▶

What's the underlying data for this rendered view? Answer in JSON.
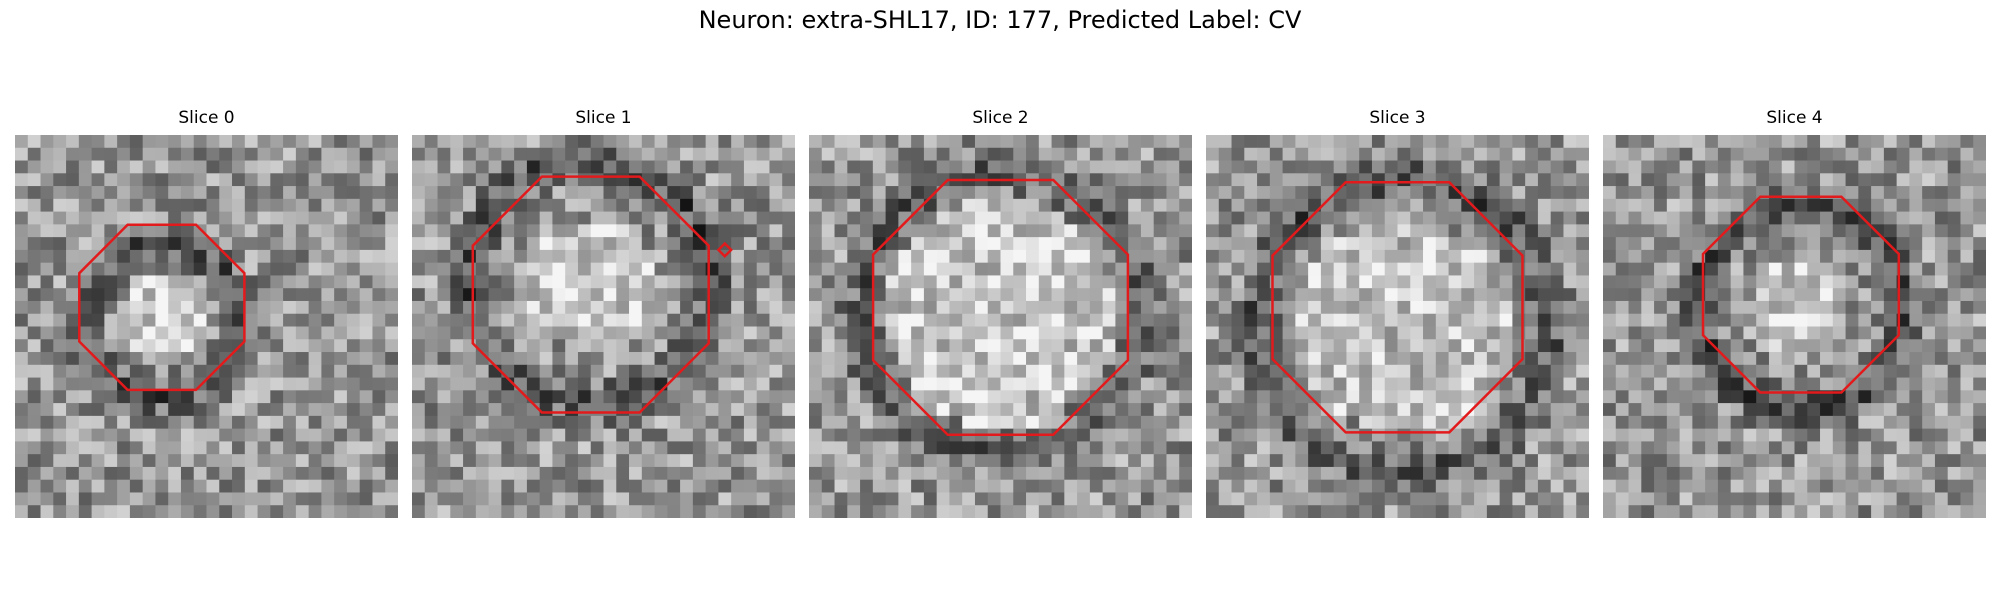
{
  "figure": {
    "title": "Neuron: extra-SHL17, ID: 177, Predicted Label: CV"
  },
  "panels": [
    {
      "title": "Slice 0"
    },
    {
      "title": "Slice 1"
    },
    {
      "title": "Slice 2"
    },
    {
      "title": "Slice 3"
    },
    {
      "title": "Slice 4"
    }
  ],
  "colors": {
    "contour": "#e31a1c",
    "background": "#ffffff"
  },
  "image": {
    "grid_cells": 30,
    "colormap": "grayscale",
    "overlay": "red-octagonal-contour"
  }
}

◀

- WHAT TO DO: How many lines of the listing above include the word "Slice"? Reply with the number alone.

- ANSWER FOR THIS EXERCISE: 5